### GIVEN RECORDS

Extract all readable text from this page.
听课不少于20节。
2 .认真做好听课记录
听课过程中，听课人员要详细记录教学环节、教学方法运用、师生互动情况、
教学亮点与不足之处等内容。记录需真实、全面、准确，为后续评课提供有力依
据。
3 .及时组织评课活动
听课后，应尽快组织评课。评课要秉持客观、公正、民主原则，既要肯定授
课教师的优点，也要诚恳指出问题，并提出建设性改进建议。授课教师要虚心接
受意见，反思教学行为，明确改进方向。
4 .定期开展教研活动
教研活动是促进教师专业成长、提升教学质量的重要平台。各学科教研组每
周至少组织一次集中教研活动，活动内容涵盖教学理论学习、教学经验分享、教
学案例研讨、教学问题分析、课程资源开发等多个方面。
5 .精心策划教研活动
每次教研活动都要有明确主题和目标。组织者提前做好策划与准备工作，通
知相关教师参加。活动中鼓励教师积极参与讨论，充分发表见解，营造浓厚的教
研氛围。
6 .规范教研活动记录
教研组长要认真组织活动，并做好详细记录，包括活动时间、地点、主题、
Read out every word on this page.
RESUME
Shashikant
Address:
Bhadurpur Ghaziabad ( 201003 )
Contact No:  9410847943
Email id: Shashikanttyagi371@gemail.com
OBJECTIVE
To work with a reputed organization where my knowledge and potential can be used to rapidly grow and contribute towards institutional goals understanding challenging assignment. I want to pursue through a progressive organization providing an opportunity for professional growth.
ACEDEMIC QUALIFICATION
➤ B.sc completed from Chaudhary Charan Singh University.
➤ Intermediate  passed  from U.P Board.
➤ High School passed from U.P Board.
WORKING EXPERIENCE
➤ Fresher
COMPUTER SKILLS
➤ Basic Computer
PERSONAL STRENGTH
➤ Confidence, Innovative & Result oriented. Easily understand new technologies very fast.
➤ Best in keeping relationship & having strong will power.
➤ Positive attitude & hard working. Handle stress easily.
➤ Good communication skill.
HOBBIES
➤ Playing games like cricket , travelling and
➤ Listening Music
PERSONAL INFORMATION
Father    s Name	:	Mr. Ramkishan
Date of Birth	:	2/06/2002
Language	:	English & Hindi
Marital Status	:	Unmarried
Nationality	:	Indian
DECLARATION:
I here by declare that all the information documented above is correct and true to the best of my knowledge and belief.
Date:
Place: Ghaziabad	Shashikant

######

WHAT NEEDS TO BE DONE: Extract each line from the listing above, please, and repeat it exactly.

TASK RESULT:
Extract all readable text from this page.
听课不少于20节。
2 .认真做好听课记录
听课过程中，听课人员要详细记录教学环节、教学方法运用、师生互动情况、
教学亮点与不足之处等内容。记录需真实、全面、准确，为后续评课提供有力依
据。
3 .及时组织评课活动
听课后，应尽快组织评课。评课要秉持客观、公正、民主原则，既要肯定授
课教师的优点，也要诚恳指出问题，并提出建设性改进建议。授课教师要虚心接
受意见，反思教学行为，明确改进方向。
4 .定期开展教研活动
教研活动是促进教师专业成长、提升教学质量的重要平台。各学科教研组每
周至少组织一次集中教研活动，活动内容涵盖教学理论学习、教学经验分享、教
学案例研讨、教学问题分析、课程资源开发等多个方面。
5 .精心策划教研活动
每次教研活动都要有明确主题和目标。组织者提前做好策划与准备工作，通
知相关教师参加。活动中鼓励教师积极参与讨论，充分发表见解，营造浓厚的教
研氛围。
6 .规范教研活动记录
教研组长要认真组织活动，并做好详细记录，包括活动时间、地点、主题、
Read out every word on this page.
RESUME
Shashikant
Address:
Bhadurpur Ghaziabad ( 201003 )
Contact No:  9410847943
Email id: Shashikanttyagi371@gemail.com
OBJECTIVE
To work with a reputed organization where my knowledge and potential can be used to rapidly grow and contribute towards institutional goals understanding challenging assignment. I want to pursue through a progressive organization providing an opportunity for professional growth.
ACEDEMIC QUALIFICATION
➤ B.sc completed from Chaudhary Charan Singh University.
➤ Intermediate  passed  from U.P Board.
➤ High School passed from U.P Board.
WORKING EXPERIENCE
➤ Fresher
COMPUTER SKILLS
➤ Basic Computer
PERSONAL STRENGTH
➤ Confidence, Innovative & Result oriented. Easily understand new technologies very fast.
➤ Best in keeping relationship & having strong will power.
➤ Positive attitude & hard working. Handle stress easily.
➤ Good communication skill.
HOBBIES
➤ Playing games like cricket , travelling and
➤ Listening Music
PERSONAL INFORMATION
Father    s Name	:	Mr. Ramkishan
Date of Birth	:	2/06/2002
Language	:	English & Hindi
Marital Status	:	Unmarried
Nationality	:	Indian
DECLARATION:
I here by declare that all the information documented above is correct and true to the best of my knowledge and belief.
Date:
Place: Ghaziabad	Shashikant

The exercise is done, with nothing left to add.